AIM → Copy down every line where the string "title" shows up.

MATERIAL FOR THIS TASK →
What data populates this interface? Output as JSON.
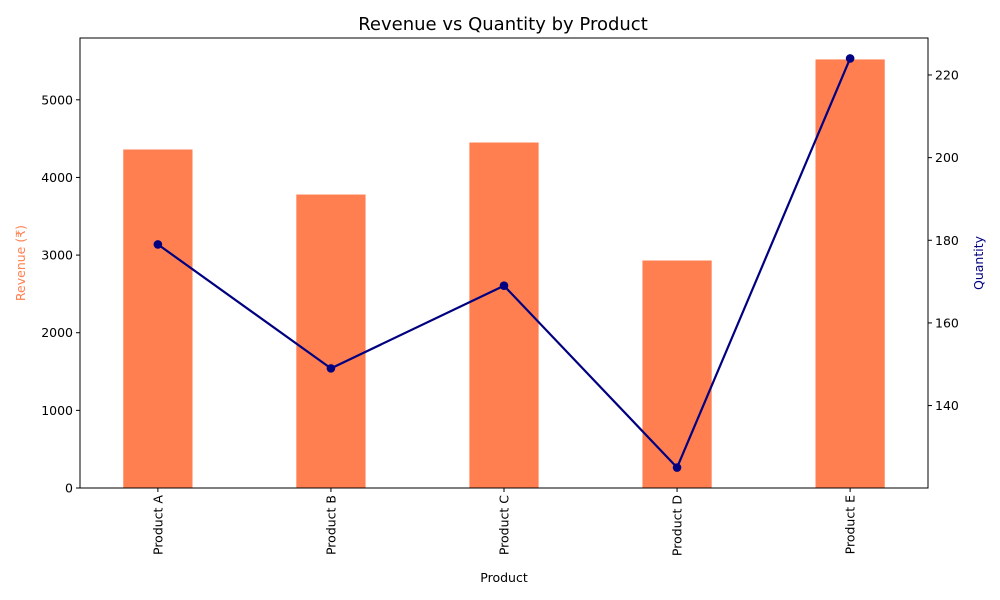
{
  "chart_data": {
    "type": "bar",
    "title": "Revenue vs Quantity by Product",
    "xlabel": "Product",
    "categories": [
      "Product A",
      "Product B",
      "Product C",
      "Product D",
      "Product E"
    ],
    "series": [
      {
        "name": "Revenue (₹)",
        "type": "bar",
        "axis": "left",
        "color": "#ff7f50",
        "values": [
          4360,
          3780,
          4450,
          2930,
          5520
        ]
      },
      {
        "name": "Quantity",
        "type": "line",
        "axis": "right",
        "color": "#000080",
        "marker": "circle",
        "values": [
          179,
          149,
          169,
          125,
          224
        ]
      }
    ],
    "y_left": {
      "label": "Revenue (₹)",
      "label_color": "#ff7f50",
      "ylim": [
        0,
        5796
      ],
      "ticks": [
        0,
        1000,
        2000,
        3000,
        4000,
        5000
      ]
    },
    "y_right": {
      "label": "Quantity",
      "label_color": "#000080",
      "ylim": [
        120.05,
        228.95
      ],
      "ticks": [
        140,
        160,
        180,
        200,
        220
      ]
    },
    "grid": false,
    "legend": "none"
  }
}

--

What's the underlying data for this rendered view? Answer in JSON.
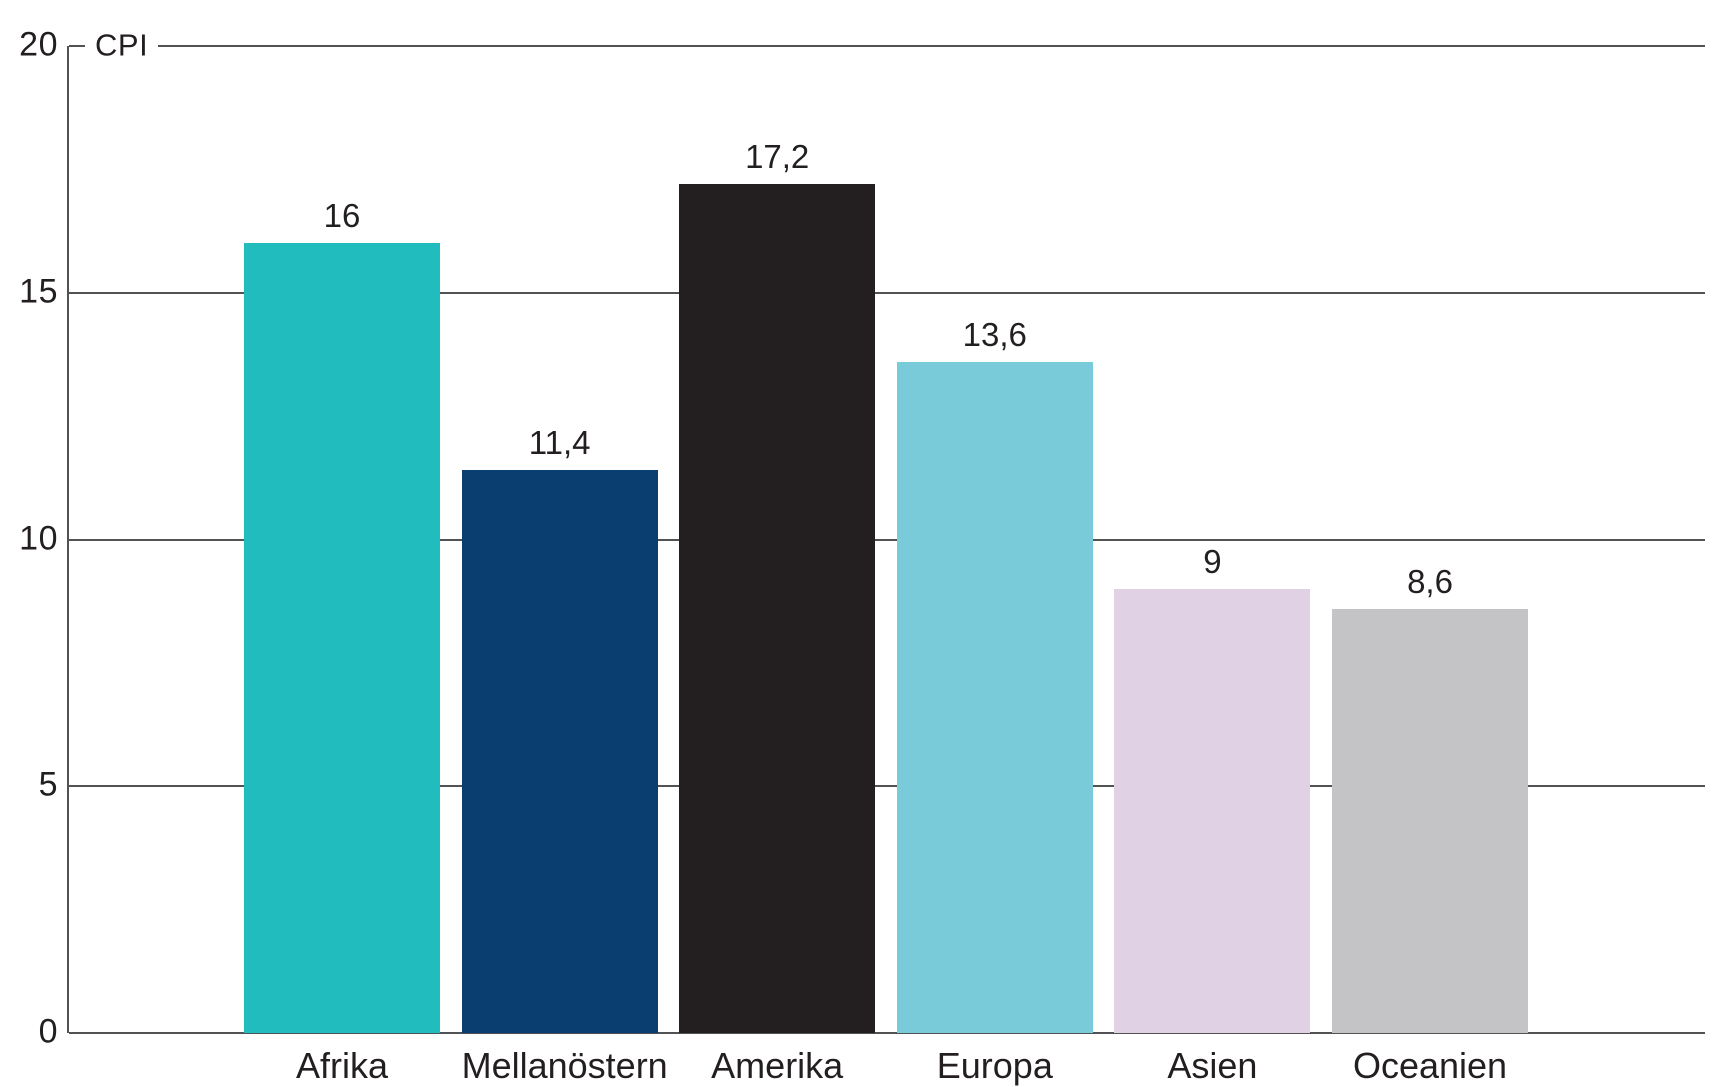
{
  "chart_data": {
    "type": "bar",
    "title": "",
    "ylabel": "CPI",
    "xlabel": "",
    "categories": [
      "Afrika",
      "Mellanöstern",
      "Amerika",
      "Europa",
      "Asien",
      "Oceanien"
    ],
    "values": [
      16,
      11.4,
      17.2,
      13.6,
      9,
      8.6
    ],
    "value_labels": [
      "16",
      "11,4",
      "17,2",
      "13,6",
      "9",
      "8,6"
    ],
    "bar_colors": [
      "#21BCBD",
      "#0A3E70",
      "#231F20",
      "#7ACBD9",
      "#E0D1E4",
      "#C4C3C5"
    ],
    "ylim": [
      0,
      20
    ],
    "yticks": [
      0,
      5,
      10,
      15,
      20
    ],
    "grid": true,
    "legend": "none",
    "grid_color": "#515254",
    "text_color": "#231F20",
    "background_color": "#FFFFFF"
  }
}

==

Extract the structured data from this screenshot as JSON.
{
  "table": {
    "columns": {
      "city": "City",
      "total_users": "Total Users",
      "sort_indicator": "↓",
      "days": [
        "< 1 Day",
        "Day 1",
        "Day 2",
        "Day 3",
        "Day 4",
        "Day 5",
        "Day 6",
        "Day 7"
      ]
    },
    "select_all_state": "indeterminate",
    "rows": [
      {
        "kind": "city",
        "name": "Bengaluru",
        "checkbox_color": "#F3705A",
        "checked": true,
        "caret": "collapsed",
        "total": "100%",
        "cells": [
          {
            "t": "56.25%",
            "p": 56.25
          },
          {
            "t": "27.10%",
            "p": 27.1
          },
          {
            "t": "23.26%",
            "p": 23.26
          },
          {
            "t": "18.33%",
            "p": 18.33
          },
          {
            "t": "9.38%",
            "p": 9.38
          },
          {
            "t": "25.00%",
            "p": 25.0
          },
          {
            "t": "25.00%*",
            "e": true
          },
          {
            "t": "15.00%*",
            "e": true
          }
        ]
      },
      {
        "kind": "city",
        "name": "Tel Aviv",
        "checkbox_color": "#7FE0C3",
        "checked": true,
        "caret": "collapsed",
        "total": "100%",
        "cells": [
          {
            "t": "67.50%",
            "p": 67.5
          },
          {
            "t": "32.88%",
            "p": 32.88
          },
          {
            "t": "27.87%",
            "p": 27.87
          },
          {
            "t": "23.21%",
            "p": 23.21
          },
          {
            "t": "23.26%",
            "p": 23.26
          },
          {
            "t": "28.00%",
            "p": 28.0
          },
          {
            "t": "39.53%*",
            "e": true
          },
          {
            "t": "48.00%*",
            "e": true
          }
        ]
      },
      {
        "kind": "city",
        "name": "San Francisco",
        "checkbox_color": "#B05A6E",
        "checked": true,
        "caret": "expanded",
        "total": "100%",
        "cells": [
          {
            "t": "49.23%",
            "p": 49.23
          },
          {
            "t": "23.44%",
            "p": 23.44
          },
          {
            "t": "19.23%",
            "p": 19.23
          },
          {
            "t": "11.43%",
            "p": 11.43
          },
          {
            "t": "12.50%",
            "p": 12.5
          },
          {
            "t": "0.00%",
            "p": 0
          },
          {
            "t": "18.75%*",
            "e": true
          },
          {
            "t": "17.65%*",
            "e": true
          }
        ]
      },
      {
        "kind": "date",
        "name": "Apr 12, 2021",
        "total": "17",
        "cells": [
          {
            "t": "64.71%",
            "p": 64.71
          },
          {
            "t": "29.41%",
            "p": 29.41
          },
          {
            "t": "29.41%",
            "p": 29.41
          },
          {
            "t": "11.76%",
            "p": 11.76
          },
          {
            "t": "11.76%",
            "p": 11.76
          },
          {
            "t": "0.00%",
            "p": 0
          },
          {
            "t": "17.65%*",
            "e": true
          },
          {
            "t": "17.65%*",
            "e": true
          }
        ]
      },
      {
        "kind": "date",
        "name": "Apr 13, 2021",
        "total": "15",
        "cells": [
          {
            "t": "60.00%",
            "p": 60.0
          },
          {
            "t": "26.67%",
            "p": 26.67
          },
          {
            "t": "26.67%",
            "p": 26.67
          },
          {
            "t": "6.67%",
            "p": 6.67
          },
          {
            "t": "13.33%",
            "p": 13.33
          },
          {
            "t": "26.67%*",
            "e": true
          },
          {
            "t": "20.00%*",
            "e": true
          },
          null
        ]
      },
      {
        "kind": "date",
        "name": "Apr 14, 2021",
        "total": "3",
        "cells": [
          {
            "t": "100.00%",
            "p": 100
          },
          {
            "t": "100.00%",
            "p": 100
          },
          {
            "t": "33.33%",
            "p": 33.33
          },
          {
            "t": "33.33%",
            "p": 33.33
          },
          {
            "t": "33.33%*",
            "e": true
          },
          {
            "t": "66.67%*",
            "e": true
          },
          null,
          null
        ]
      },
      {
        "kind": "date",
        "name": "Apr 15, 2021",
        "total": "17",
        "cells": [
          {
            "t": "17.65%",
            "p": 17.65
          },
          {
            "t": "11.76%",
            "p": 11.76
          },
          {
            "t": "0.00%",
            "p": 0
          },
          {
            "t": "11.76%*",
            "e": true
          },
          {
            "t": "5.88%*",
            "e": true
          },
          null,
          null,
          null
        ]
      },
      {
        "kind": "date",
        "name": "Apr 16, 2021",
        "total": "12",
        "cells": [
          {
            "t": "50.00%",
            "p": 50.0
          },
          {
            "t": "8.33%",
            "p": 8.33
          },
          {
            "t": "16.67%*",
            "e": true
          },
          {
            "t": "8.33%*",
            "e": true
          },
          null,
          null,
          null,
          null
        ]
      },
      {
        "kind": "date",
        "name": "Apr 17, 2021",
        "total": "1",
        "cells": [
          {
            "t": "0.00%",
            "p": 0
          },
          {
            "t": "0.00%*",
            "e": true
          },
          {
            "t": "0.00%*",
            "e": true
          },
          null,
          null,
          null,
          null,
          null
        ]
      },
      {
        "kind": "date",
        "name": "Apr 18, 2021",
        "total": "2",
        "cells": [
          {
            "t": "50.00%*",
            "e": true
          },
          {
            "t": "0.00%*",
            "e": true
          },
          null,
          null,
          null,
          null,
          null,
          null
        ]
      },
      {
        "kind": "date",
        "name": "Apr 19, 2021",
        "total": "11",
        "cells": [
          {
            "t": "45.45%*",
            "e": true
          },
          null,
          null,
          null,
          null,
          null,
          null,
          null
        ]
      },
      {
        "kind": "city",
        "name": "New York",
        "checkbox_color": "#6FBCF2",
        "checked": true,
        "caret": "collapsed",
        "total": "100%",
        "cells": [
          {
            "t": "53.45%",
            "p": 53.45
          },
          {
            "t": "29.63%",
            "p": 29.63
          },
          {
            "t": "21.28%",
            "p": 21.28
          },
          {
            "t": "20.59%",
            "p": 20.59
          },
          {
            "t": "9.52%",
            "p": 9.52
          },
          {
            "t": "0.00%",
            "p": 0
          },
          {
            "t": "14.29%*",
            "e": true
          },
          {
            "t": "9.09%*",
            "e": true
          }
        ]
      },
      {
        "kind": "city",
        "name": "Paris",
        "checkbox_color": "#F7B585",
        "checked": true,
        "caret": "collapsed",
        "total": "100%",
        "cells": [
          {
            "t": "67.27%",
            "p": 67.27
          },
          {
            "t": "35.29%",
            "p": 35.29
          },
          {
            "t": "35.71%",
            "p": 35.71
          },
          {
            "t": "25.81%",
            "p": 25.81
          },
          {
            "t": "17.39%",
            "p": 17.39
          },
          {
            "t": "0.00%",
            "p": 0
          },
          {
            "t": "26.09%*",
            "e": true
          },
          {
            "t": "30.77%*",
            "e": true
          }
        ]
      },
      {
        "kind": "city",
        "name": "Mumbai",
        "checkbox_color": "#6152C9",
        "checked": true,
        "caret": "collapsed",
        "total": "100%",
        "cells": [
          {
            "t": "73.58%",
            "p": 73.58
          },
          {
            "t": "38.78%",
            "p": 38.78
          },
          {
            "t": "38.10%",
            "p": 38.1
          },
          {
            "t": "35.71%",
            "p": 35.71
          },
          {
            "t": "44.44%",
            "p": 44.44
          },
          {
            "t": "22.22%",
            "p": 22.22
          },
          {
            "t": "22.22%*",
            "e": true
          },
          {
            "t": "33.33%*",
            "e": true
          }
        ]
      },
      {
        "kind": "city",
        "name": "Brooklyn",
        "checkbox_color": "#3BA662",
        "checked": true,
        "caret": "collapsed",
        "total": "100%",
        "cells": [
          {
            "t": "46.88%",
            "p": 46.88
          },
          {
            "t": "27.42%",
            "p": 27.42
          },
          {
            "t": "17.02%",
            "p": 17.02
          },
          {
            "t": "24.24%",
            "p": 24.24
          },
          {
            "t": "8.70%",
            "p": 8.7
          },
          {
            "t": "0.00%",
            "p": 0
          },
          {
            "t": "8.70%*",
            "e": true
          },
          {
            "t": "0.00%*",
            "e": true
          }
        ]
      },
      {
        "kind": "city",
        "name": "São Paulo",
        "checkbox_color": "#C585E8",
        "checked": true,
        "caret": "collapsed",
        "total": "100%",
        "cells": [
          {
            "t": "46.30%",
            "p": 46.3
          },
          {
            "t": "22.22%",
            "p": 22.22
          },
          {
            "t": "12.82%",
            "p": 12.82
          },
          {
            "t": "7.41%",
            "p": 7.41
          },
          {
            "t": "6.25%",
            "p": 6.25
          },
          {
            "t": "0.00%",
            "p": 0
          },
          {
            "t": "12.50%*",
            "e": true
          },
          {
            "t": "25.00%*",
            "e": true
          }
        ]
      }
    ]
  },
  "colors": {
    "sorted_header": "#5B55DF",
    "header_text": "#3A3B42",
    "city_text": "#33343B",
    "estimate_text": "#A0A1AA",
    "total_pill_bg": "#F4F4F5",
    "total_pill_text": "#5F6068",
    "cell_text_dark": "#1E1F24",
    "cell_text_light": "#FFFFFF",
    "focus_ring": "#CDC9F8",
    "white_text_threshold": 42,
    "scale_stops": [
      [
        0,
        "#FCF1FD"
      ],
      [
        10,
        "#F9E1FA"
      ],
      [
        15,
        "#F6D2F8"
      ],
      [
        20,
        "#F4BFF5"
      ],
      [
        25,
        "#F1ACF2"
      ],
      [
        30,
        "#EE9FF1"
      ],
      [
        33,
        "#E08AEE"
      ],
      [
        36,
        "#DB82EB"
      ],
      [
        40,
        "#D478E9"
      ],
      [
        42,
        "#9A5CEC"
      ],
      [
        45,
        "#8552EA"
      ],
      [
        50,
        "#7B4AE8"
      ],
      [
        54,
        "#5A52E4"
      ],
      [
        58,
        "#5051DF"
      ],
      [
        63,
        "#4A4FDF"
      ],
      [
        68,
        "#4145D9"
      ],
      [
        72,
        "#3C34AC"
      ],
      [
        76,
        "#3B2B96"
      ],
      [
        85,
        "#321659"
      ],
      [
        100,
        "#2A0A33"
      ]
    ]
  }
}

ANSWER IN FULL →
    "title": "Revenue vs Quantity by Product",
    "title": "",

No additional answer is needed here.